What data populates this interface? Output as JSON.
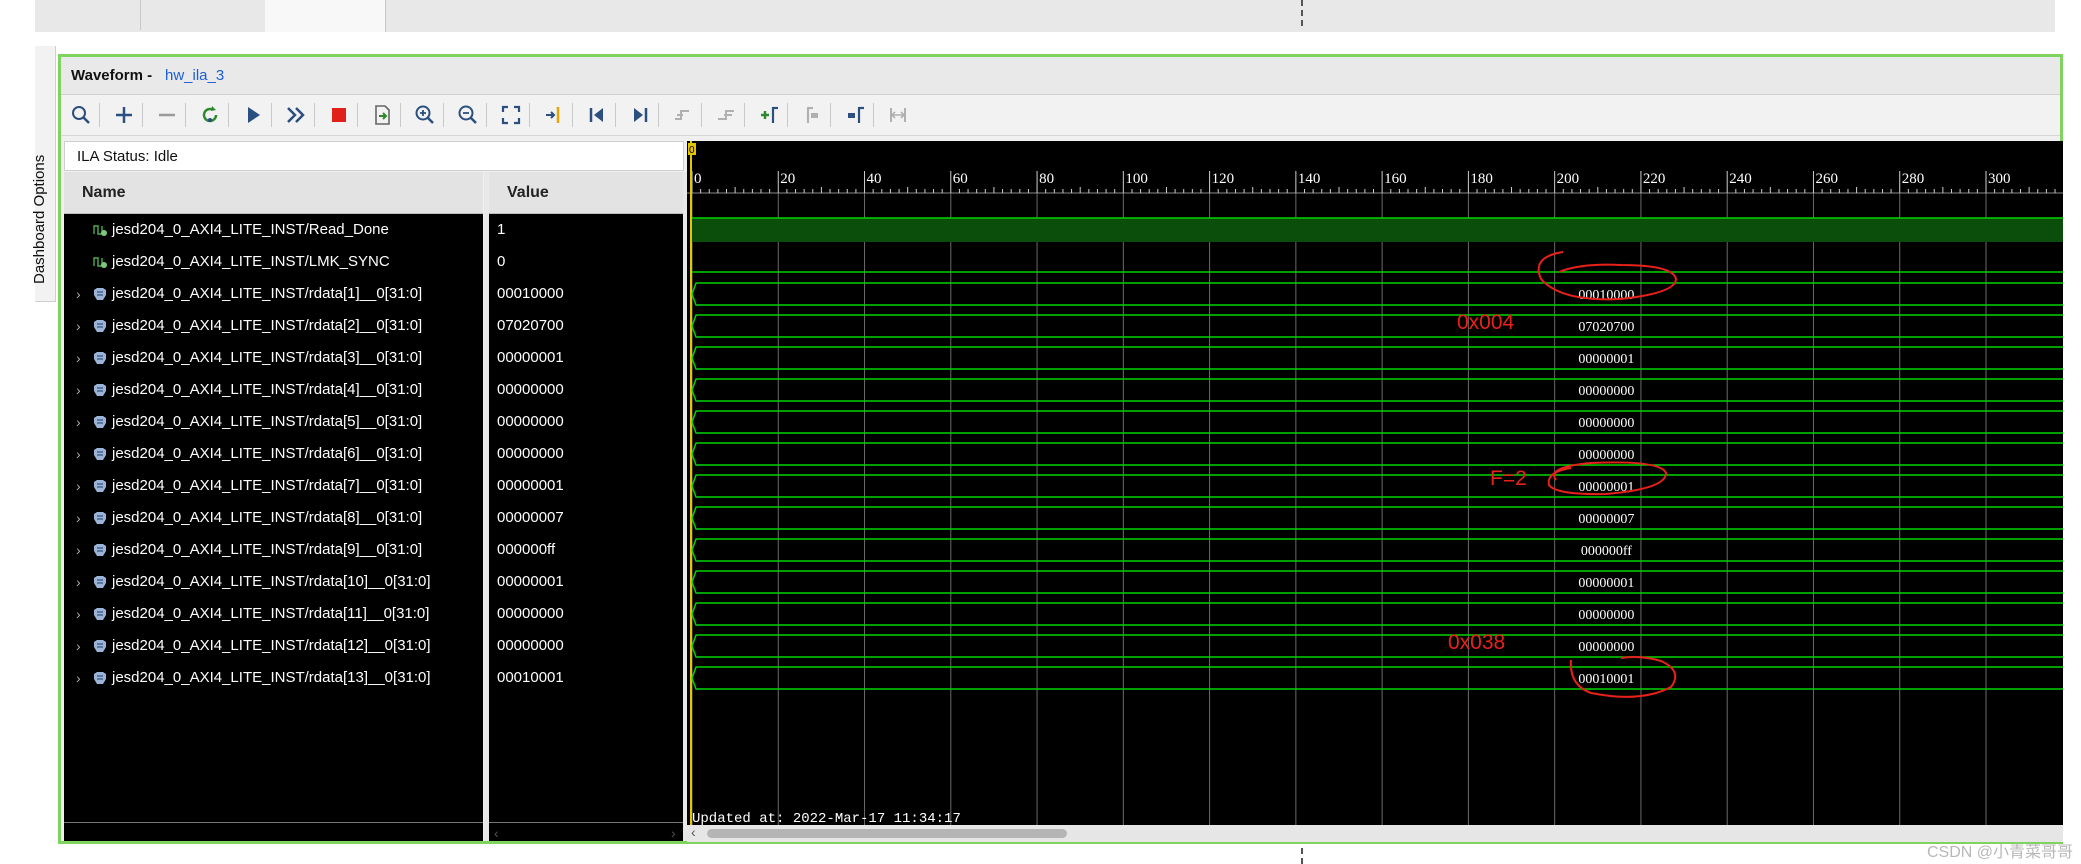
{
  "panel": {
    "title": "Waveform -",
    "subtitle": "hw_ila_3"
  },
  "sidebar": {
    "label": "Dashboard Options"
  },
  "toolbar": {
    "buttons": [
      "search-icon",
      "zoom-add-icon",
      "remove-icon",
      "refresh-icon",
      "run-trigger-icon",
      "run-immediate-icon",
      "stop-icon",
      "export-icon",
      "zoom-in-icon",
      "zoom-out-icon",
      "zoom-fit-icon",
      "goto-cursor-icon",
      "goto-start-icon",
      "goto-end-icon",
      "prev-transition-icon",
      "next-transition-icon",
      "add-marker-icon",
      "prev-marker-icon",
      "next-marker-icon",
      "swap-cursors-icon"
    ]
  },
  "status": {
    "text": "ILA Status:  Idle"
  },
  "columns": {
    "name": "Name",
    "value": "Value"
  },
  "signals": [
    {
      "name": "jesd204_0_AXI4_LITE_INST/Read_Done",
      "value": "1",
      "type": "bit",
      "wave": ""
    },
    {
      "name": "jesd204_0_AXI4_LITE_INST/LMK_SYNC",
      "value": "0",
      "type": "bit",
      "wave": ""
    },
    {
      "name": "jesd204_0_AXI4_LITE_INST/rdata[1]__0[31:0]",
      "value": "00010000",
      "type": "bus",
      "wave": "00010000"
    },
    {
      "name": "jesd204_0_AXI4_LITE_INST/rdata[2]__0[31:0]",
      "value": "07020700",
      "type": "bus",
      "wave": "07020700"
    },
    {
      "name": "jesd204_0_AXI4_LITE_INST/rdata[3]__0[31:0]",
      "value": "00000001",
      "type": "bus",
      "wave": "00000001"
    },
    {
      "name": "jesd204_0_AXI4_LITE_INST/rdata[4]__0[31:0]",
      "value": "00000000",
      "type": "bus",
      "wave": "00000000"
    },
    {
      "name": "jesd204_0_AXI4_LITE_INST/rdata[5]__0[31:0]",
      "value": "00000000",
      "type": "bus",
      "wave": "00000000"
    },
    {
      "name": "jesd204_0_AXI4_LITE_INST/rdata[6]__0[31:0]",
      "value": "00000000",
      "type": "bus",
      "wave": "00000000"
    },
    {
      "name": "jesd204_0_AXI4_LITE_INST/rdata[7]__0[31:0]",
      "value": "00000001",
      "type": "bus",
      "wave": "00000001"
    },
    {
      "name": "jesd204_0_AXI4_LITE_INST/rdata[8]__0[31:0]",
      "value": "00000007",
      "type": "bus",
      "wave": "00000007"
    },
    {
      "name": "jesd204_0_AXI4_LITE_INST/rdata[9]__0[31:0]",
      "value": "000000ff",
      "type": "bus",
      "wave": "000000ff"
    },
    {
      "name": "jesd204_0_AXI4_LITE_INST/rdata[10]__0[31:0]",
      "value": "00000001",
      "type": "bus",
      "wave": "00000001"
    },
    {
      "name": "jesd204_0_AXI4_LITE_INST/rdata[11]__0[31:0]",
      "value": "00000000",
      "type": "bus",
      "wave": "00000000"
    },
    {
      "name": "jesd204_0_AXI4_LITE_INST/rdata[12]__0[31:0]",
      "value": "00000000",
      "type": "bus",
      "wave": "00000000"
    },
    {
      "name": "jesd204_0_AXI4_LITE_INST/rdata[13]__0[31:0]",
      "value": "00010001",
      "type": "bus",
      "wave": "00010001"
    }
  ],
  "timeline": {
    "range": [
      0,
      316
    ],
    "ticks": [
      "0",
      "20",
      "40",
      "60",
      "80",
      "100",
      "120",
      "140",
      "160",
      "180",
      "200",
      "220",
      "240",
      "260",
      "280",
      "300"
    ],
    "cursor": "0"
  },
  "updated": "Updated at: 2022-Mar-17 11:34:17",
  "annotations": {
    "a1": "0x004",
    "a2": "F=2",
    "a3": "0x038"
  },
  "watermark": "CSDN @小青菜哥哥",
  "colors": {
    "frame": "#7fd35f",
    "wave": "#00d400",
    "wave_fill": "#0b4d0b",
    "annotation": "#e8221b"
  }
}
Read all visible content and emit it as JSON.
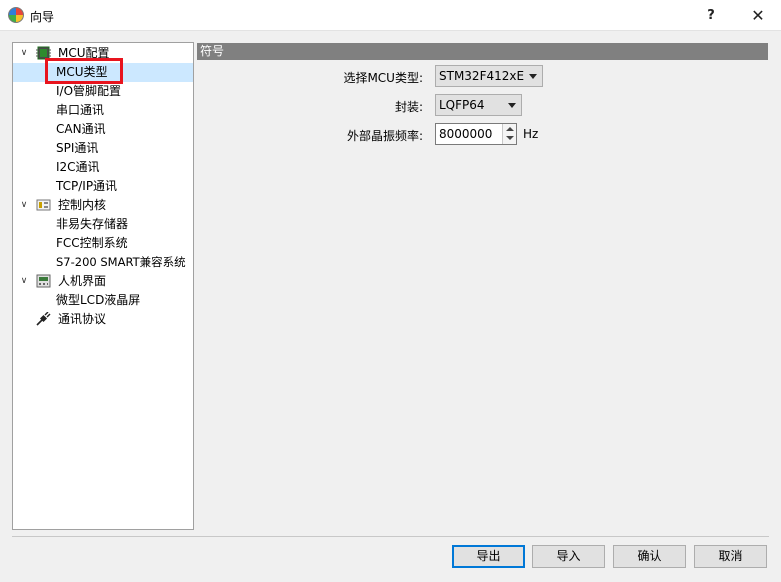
{
  "window": {
    "title": "向导",
    "help_label": "?",
    "close_label": "✕"
  },
  "tree": {
    "items": [
      {
        "label": "MCU配置",
        "level": 0,
        "expanded": true,
        "icon": "chip-icon"
      },
      {
        "label": "MCU类型",
        "level": 1,
        "selected": true
      },
      {
        "label": "I/O管脚配置",
        "level": 1
      },
      {
        "label": "串口通讯",
        "level": 1
      },
      {
        "label": "CAN通讯",
        "level": 1
      },
      {
        "label": "SPI通讯",
        "level": 1
      },
      {
        "label": "I2C通讯",
        "level": 1
      },
      {
        "label": "TCP/IP通讯",
        "level": 1
      },
      {
        "label": "控制内核",
        "level": 0,
        "expanded": true,
        "icon": "control-core-icon"
      },
      {
        "label": "非易失存储器",
        "level": 1
      },
      {
        "label": "FCC控制系统",
        "level": 1
      },
      {
        "label": "S7-200 SMART兼容系统",
        "level": 1
      },
      {
        "label": "人机界面",
        "level": 0,
        "expanded": true,
        "icon": "hmi-panel-icon"
      },
      {
        "label": "微型LCD液晶屏",
        "level": 1
      },
      {
        "label": "通讯协议",
        "level": 0,
        "expanded": false,
        "icon": "plug-icon"
      }
    ]
  },
  "panel": {
    "header": "符号",
    "mcu_type_label": "选择MCU类型:",
    "mcu_type_value": "STM32F412xE",
    "package_label": "封装:",
    "package_value": "LQFP64",
    "crystal_label": "外部晶振频率:",
    "crystal_value": "8000000",
    "crystal_unit": "Hz"
  },
  "buttons": {
    "export": "导出",
    "import": "导入",
    "ok": "确认",
    "cancel": "取消"
  },
  "colors": {
    "selection": "#cce8ff",
    "highlight_box": "#e8141e",
    "panel_header": "#808080",
    "default_button_border": "#0078d7"
  }
}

Work to complete: Repeat the records above exactly, omitting every picture.

Exercise response:
What data populates this interface? Output as JSON.
{
  "panel": {
    "title": "Waveform -",
    "subtitle": "hw_ila_3"
  },
  "sidebar": {
    "label": "Dashboard Options"
  },
  "toolbar": {
    "buttons": [
      "search-icon",
      "zoom-add-icon",
      "remove-icon",
      "refresh-icon",
      "run-trigger-icon",
      "run-immediate-icon",
      "stop-icon",
      "export-icon",
      "zoom-in-icon",
      "zoom-out-icon",
      "zoom-fit-icon",
      "goto-cursor-icon",
      "goto-start-icon",
      "goto-end-icon",
      "prev-transition-icon",
      "next-transition-icon",
      "add-marker-icon",
      "prev-marker-icon",
      "next-marker-icon",
      "swap-cursors-icon"
    ]
  },
  "status": {
    "text": "ILA Status:  Idle"
  },
  "columns": {
    "name": "Name",
    "value": "Value"
  },
  "signals": [
    {
      "name": "jesd204_0_AXI4_LITE_INST/Read_Done",
      "value": "1",
      "type": "bit",
      "wave": ""
    },
    {
      "name": "jesd204_0_AXI4_LITE_INST/LMK_SYNC",
      "value": "0",
      "type": "bit",
      "wave": ""
    },
    {
      "name": "jesd204_0_AXI4_LITE_INST/rdata[1]__0[31:0]",
      "value": "00010000",
      "type": "bus",
      "wave": "00010000"
    },
    {
      "name": "jesd204_0_AXI4_LITE_INST/rdata[2]__0[31:0]",
      "value": "07020700",
      "type": "bus",
      "wave": "07020700"
    },
    {
      "name": "jesd204_0_AXI4_LITE_INST/rdata[3]__0[31:0]",
      "value": "00000001",
      "type": "bus",
      "wave": "00000001"
    },
    {
      "name": "jesd204_0_AXI4_LITE_INST/rdata[4]__0[31:0]",
      "value": "00000000",
      "type": "bus",
      "wave": "00000000"
    },
    {
      "name": "jesd204_0_AXI4_LITE_INST/rdata[5]__0[31:0]",
      "value": "00000000",
      "type": "bus",
      "wave": "00000000"
    },
    {
      "name": "jesd204_0_AXI4_LITE_INST/rdata[6]__0[31:0]",
      "value": "00000000",
      "type": "bus",
      "wave": "00000000"
    },
    {
      "name": "jesd204_0_AXI4_LITE_INST/rdata[7]__0[31:0]",
      "value": "00000001",
      "type": "bus",
      "wave": "00000001"
    },
    {
      "name": "jesd204_0_AXI4_LITE_INST/rdata[8]__0[31:0]",
      "value": "00000007",
      "type": "bus",
      "wave": "00000007"
    },
    {
      "name": "jesd204_0_AXI4_LITE_INST/rdata[9]__0[31:0]",
      "value": "000000ff",
      "type": "bus",
      "wave": "000000ff"
    },
    {
      "name": "jesd204_0_AXI4_LITE_INST/rdata[10]__0[31:0]",
      "value": "00000001",
      "type": "bus",
      "wave": "00000001"
    },
    {
      "name": "jesd204_0_AXI4_LITE_INST/rdata[11]__0[31:0]",
      "value": "00000000",
      "type": "bus",
      "wave": "00000000"
    },
    {
      "name": "jesd204_0_AXI4_LITE_INST/rdata[12]__0[31:0]",
      "value": "00000000",
      "type": "bus",
      "wave": "00000000"
    },
    {
      "name": "jesd204_0_AXI4_LITE_INST/rdata[13]__0[31:0]",
      "value": "00010001",
      "type": "bus",
      "wave": "00010001"
    }
  ],
  "timeline": {
    "range": [
      0,
      316
    ],
    "ticks": [
      "0",
      "20",
      "40",
      "60",
      "80",
      "100",
      "120",
      "140",
      "160",
      "180",
      "200",
      "220",
      "240",
      "260",
      "280",
      "300"
    ],
    "cursor": "0"
  },
  "updated": "Updated at: 2022-Mar-17 11:34:17",
  "annotations": {
    "a1": "0x004",
    "a2": "F=2",
    "a3": "0x038"
  },
  "watermark": "CSDN @小青菜哥哥",
  "colors": {
    "frame": "#7fd35f",
    "wave": "#00d400",
    "wave_fill": "#0b4d0b",
    "annotation": "#e8221b"
  }
}
Read all visible content and emit it as JSON.
{
  "window": {
    "title": "向导",
    "help_label": "?",
    "close_label": "✕"
  },
  "tree": {
    "items": [
      {
        "label": "MCU配置",
        "level": 0,
        "expanded": true,
        "icon": "chip-icon"
      },
      {
        "label": "MCU类型",
        "level": 1,
        "selected": true
      },
      {
        "label": "I/O管脚配置",
        "level": 1
      },
      {
        "label": "串口通讯",
        "level": 1
      },
      {
        "label": "CAN通讯",
        "level": 1
      },
      {
        "label": "SPI通讯",
        "level": 1
      },
      {
        "label": "I2C通讯",
        "level": 1
      },
      {
        "label": "TCP/IP通讯",
        "level": 1
      },
      {
        "label": "控制内核",
        "level": 0,
        "expanded": true,
        "icon": "control-core-icon"
      },
      {
        "label": "非易失存储器",
        "level": 1
      },
      {
        "label": "FCC控制系统",
        "level": 1
      },
      {
        "label": "S7-200 SMART兼容系统",
        "level": 1
      },
      {
        "label": "人机界面",
        "level": 0,
        "expanded": true,
        "icon": "hmi-panel-icon"
      },
      {
        "label": "微型LCD液晶屏",
        "level": 1
      },
      {
        "label": "通讯协议",
        "level": 0,
        "expanded": false,
        "icon": "plug-icon"
      }
    ]
  },
  "panel": {
    "header": "符号",
    "mcu_type_label": "选择MCU类型:",
    "mcu_type_value": "STM32F412xE",
    "package_label": "封装:",
    "package_value": "LQFP64",
    "crystal_label": "外部晶振频率:",
    "crystal_value": "8000000",
    "crystal_unit": "Hz"
  },
  "buttons": {
    "export": "导出",
    "import": "导入",
    "ok": "确认",
    "cancel": "取消"
  },
  "colors": {
    "selection": "#cce8ff",
    "highlight_box": "#e8141e",
    "panel_header": "#808080",
    "default_button_border": "#0078d7"
  }
}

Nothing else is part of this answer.